## Begin Task input

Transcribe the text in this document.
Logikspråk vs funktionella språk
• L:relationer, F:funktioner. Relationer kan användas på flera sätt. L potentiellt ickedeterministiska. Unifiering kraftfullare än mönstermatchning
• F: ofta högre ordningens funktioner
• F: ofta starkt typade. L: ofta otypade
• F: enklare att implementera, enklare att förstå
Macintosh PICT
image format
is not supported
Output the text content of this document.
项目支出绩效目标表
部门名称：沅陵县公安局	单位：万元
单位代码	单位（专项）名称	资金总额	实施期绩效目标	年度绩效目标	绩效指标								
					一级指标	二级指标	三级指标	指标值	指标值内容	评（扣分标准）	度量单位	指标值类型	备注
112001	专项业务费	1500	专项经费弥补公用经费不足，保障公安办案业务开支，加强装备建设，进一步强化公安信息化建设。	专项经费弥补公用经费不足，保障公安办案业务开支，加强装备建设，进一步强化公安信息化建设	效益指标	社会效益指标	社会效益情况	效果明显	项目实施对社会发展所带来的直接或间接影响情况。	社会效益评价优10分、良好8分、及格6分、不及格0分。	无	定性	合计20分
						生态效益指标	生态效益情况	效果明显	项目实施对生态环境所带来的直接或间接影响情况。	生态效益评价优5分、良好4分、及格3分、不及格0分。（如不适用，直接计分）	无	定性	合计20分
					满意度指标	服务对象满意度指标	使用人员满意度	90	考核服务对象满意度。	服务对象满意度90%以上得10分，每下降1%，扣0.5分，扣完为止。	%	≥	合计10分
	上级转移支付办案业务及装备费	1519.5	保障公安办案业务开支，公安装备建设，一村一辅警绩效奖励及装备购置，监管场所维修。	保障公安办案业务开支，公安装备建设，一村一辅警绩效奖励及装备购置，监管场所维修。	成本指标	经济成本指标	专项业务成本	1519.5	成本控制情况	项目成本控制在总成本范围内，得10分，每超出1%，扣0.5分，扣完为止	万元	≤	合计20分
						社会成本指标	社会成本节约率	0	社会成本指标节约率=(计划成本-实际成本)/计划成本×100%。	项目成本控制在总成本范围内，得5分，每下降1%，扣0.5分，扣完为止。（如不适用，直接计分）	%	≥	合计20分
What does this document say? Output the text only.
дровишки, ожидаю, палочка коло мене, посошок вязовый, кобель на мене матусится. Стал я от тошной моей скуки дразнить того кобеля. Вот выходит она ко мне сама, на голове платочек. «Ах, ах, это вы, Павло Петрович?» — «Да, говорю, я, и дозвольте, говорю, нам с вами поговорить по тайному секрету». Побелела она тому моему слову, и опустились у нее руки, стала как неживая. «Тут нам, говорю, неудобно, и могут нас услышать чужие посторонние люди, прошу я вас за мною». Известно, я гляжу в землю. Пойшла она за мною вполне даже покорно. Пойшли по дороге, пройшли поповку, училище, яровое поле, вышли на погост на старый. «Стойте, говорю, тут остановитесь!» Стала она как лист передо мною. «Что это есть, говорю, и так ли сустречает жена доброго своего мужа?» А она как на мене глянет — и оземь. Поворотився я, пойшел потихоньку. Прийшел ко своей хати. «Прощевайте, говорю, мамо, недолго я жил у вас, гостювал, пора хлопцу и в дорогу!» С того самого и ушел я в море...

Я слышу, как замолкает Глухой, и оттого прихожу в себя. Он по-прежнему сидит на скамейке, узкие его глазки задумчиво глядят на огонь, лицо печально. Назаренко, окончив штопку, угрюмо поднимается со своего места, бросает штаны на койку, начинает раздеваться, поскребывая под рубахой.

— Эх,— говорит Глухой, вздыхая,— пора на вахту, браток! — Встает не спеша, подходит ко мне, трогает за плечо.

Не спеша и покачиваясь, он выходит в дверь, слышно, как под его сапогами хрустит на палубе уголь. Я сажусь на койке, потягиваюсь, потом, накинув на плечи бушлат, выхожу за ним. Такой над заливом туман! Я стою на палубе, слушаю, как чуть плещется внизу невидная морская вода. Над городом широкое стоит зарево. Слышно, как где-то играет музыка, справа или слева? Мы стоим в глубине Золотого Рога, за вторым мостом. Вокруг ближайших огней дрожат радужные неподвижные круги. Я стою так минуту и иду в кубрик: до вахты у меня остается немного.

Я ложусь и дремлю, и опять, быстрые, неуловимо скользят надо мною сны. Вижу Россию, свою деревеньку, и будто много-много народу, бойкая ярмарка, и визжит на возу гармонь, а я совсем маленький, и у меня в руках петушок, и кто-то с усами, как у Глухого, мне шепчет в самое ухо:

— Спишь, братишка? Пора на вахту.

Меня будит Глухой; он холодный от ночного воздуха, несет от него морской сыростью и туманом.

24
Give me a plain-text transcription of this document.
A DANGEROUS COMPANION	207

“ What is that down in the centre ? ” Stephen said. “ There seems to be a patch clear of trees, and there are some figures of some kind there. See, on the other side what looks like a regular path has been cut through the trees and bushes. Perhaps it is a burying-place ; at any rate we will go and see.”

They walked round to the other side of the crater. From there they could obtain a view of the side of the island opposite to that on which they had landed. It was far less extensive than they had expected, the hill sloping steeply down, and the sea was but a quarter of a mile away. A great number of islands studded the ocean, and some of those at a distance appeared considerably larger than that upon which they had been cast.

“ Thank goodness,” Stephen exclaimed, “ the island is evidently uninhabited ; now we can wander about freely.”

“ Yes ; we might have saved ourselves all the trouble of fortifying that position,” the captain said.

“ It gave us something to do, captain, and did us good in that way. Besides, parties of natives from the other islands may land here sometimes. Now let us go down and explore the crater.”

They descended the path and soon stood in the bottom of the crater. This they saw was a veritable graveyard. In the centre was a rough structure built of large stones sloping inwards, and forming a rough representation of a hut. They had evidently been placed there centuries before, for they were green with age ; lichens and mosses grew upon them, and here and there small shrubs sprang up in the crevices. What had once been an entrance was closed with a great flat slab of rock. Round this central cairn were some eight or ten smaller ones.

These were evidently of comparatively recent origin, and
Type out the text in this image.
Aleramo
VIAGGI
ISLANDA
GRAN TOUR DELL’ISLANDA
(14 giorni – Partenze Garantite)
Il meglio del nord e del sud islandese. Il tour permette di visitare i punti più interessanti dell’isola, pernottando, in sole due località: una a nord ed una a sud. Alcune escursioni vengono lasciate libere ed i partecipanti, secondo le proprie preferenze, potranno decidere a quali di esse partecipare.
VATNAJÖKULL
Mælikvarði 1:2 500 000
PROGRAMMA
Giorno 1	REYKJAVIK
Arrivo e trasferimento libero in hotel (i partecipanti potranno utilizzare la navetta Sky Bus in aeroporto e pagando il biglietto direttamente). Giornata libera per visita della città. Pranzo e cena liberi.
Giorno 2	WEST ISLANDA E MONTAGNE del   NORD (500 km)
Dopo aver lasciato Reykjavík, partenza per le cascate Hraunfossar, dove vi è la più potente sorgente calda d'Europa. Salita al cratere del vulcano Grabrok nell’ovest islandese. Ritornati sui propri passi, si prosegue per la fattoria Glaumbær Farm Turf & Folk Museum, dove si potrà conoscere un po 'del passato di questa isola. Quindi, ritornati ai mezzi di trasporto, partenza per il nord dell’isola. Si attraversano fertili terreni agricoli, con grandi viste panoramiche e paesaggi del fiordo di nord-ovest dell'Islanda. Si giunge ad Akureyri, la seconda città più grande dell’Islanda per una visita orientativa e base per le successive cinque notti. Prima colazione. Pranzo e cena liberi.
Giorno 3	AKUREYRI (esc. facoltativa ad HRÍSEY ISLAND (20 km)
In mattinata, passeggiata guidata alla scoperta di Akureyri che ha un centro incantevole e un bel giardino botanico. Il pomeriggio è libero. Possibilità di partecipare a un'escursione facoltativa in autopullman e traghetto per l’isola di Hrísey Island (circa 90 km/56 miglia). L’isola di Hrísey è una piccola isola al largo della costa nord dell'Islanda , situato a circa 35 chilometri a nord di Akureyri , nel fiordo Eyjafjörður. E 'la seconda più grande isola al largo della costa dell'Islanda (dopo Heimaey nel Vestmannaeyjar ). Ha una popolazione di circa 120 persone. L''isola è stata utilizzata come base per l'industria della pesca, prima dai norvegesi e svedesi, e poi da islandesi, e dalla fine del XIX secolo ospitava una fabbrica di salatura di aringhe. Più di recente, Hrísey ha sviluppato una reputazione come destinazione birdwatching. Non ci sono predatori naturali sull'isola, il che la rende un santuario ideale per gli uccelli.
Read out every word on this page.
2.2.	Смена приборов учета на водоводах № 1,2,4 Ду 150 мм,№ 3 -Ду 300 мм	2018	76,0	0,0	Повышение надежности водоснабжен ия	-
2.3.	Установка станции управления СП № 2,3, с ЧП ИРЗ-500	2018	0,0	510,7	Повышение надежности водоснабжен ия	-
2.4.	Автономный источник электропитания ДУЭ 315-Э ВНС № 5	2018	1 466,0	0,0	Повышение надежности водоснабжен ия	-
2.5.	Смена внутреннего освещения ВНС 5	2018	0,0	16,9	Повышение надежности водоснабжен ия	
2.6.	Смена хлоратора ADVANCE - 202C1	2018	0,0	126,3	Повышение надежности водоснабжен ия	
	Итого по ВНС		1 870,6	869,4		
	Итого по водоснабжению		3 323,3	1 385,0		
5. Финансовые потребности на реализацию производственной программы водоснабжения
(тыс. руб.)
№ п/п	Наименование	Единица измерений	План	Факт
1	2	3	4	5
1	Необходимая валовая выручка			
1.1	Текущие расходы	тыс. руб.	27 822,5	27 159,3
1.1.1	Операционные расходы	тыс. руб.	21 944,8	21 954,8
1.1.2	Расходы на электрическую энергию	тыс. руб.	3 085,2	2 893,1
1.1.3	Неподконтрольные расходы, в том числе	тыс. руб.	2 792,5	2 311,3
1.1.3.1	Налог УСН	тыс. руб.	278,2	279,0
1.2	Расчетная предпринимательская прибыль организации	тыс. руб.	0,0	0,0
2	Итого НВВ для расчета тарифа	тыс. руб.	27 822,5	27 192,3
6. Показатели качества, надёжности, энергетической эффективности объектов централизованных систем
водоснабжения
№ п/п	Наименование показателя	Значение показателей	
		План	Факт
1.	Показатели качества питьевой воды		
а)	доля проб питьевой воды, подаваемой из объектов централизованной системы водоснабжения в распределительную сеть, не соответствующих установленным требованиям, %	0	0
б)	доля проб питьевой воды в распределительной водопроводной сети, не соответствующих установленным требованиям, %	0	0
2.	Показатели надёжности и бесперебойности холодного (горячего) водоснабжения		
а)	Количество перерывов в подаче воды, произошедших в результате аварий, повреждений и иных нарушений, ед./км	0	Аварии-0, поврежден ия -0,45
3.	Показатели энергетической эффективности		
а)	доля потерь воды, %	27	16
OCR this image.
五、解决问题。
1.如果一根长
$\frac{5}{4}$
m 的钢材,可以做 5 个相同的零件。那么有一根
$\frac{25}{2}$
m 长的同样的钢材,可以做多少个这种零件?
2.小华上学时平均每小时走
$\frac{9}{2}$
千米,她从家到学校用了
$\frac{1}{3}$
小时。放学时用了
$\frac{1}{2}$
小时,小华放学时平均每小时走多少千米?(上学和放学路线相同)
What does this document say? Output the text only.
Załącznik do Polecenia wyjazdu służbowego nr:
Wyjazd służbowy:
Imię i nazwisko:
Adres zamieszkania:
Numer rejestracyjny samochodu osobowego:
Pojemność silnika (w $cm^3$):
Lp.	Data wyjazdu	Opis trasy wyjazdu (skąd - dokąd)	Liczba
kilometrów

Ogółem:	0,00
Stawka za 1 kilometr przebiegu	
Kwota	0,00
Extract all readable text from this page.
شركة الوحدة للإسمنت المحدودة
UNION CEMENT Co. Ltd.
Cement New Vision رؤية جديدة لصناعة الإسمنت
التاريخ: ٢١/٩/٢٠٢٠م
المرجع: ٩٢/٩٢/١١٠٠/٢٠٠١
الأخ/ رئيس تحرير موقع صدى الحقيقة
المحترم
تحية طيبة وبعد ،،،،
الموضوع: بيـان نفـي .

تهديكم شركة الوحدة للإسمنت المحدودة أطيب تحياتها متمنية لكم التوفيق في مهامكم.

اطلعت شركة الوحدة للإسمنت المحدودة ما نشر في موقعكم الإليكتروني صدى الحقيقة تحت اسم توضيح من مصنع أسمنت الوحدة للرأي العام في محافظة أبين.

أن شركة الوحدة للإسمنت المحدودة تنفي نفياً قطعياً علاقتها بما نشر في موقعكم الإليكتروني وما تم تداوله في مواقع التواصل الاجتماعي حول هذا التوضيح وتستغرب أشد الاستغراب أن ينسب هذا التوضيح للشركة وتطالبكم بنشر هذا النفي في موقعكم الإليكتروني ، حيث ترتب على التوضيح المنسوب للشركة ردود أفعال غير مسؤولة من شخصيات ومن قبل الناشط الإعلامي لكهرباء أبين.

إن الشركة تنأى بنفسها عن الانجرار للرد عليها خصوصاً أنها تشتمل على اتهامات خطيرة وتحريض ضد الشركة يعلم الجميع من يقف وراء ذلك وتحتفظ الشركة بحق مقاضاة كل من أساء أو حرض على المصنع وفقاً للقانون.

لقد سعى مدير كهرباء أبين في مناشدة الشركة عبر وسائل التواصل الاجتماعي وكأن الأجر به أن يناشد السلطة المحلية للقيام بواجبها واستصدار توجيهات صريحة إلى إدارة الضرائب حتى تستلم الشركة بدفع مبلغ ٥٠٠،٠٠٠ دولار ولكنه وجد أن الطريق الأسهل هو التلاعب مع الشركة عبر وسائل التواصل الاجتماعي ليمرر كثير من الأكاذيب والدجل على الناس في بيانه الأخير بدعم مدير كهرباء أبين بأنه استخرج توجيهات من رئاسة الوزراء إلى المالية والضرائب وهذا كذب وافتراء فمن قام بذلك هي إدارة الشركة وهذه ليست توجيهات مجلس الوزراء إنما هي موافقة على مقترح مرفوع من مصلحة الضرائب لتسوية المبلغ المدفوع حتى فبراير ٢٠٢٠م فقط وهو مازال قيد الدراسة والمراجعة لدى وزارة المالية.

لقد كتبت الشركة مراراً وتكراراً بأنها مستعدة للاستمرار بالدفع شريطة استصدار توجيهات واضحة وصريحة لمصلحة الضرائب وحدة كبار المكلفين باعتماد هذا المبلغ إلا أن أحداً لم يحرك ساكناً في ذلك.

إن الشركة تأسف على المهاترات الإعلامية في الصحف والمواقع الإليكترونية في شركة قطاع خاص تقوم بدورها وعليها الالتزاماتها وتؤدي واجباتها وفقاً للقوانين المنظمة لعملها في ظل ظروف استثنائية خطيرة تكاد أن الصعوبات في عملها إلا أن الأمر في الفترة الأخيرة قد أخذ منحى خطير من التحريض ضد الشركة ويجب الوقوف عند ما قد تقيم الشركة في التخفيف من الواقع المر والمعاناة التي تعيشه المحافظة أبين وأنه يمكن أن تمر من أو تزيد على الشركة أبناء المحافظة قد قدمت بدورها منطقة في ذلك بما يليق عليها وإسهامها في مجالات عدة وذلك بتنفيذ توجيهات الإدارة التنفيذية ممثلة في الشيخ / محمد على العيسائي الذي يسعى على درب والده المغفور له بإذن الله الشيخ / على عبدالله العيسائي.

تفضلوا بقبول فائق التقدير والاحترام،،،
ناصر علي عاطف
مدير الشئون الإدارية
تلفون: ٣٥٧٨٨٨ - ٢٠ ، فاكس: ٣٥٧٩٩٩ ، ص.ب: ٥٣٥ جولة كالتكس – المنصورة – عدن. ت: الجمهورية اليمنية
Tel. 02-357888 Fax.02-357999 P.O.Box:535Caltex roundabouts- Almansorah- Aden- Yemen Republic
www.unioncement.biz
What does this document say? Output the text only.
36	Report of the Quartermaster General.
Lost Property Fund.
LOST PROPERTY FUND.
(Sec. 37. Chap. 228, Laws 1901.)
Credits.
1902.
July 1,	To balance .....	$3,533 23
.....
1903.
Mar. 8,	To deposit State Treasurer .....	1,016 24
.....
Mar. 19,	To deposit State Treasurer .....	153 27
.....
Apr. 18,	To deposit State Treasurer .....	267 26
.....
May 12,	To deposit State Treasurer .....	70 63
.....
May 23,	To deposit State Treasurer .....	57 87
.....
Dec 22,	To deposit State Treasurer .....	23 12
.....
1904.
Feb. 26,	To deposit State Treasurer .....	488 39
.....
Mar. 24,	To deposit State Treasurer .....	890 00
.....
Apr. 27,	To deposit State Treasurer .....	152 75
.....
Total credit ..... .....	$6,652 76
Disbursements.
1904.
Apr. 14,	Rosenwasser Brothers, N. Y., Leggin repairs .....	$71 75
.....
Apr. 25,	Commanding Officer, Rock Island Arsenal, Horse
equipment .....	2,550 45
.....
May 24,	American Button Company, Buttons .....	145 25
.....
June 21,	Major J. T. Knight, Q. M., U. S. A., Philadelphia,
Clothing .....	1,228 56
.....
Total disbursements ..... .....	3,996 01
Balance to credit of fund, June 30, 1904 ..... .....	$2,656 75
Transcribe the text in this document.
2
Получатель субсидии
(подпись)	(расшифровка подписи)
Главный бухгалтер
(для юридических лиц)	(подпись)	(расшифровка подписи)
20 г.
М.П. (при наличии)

## End Task input

Exercise details> From the records, copy every line that has the string "potranno" in it.

Output of the exercise>
Il meglio del nord e del sud islandese. Il tour permette di visitare i punti più interessanti dell’isola, pernottando, in sole due località: una a nord ed una a sud. Alcune escursioni vengono lasciate libere ed i partecipanti, secondo le proprie preferenze, potranno decidere a quali di esse partecipare.
Arrivo e trasferimento libero in hotel (i partecipanti potranno utilizzare la navetta Sky Bus in aeroporto e pagando il biglietto direttamente). Giornata libera per visita della città. Pranzo e cena liberi.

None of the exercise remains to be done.